What to produce:
Lift every line from the entries that includes the word "clock".

[Stored data]
════

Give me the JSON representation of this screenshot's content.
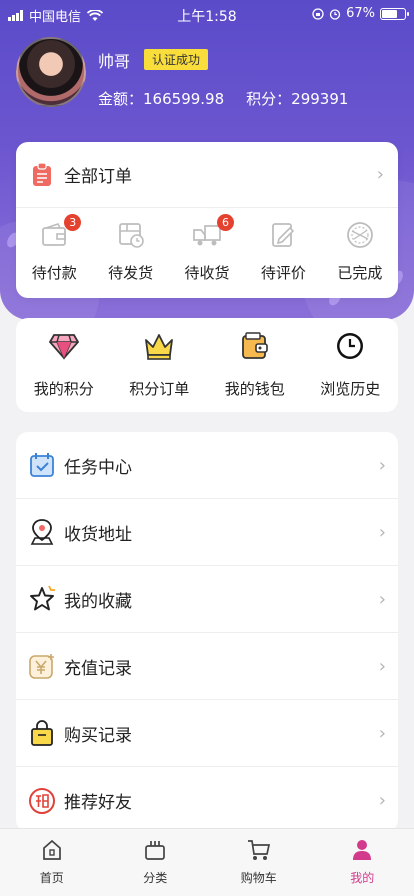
{
  "status_bar": {
    "carrier": "中国电信",
    "time": "上午1:58",
    "battery": "67%"
  },
  "profile": {
    "name": "帅哥",
    "verified_label": "认证成功",
    "balance_label": "金额：",
    "balance_value": "166599.98",
    "points_label": "积分：",
    "points_value": "299391"
  },
  "orders": {
    "title": "全部订单",
    "items": [
      {
        "label": "待付款",
        "badge": "3",
        "icon": "wallet-icon"
      },
      {
        "label": "待发货",
        "badge": "",
        "icon": "package-clock-icon"
      },
      {
        "label": "待收货",
        "badge": "6",
        "icon": "truck-icon"
      },
      {
        "label": "待评价",
        "badge": "",
        "icon": "edit-icon"
      },
      {
        "label": "已完成",
        "badge": "",
        "icon": "stamp-icon"
      }
    ]
  },
  "quick_links": [
    {
      "label": "我的积分",
      "icon": "diamond-icon"
    },
    {
      "label": "积分订单",
      "icon": "crown-icon"
    },
    {
      "label": "我的钱包",
      "icon": "wallet-icon"
    },
    {
      "label": "浏览历史",
      "icon": "clock-icon"
    }
  ],
  "menu": [
    {
      "label": "任务中心",
      "icon": "calendar-icon"
    },
    {
      "label": "收货地址",
      "icon": "location-icon"
    },
    {
      "label": "我的收藏",
      "icon": "star-icon"
    },
    {
      "label": "充值记录",
      "icon": "yuan-card-icon"
    },
    {
      "label": "购买记录",
      "icon": "bag-icon"
    },
    {
      "label": "推荐好友",
      "icon": "invite-icon"
    }
  ],
  "tabs": [
    {
      "label": "首页",
      "icon": "home-icon",
      "active": false
    },
    {
      "label": "分类",
      "icon": "category-icon",
      "active": false
    },
    {
      "label": "购物车",
      "icon": "cart-icon",
      "active": false
    },
    {
      "label": "我的",
      "icon": "user-icon",
      "active": true
    }
  ],
  "colors": {
    "header_purple": "#6c56cf",
    "badge_red": "#e5412f",
    "verify_yellow": "#f9de3b",
    "tab_active": "#d23a8c"
  }
}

════

Answer for the task:
        "icon": "package-clock-icon"
      "icon": "clock-icon"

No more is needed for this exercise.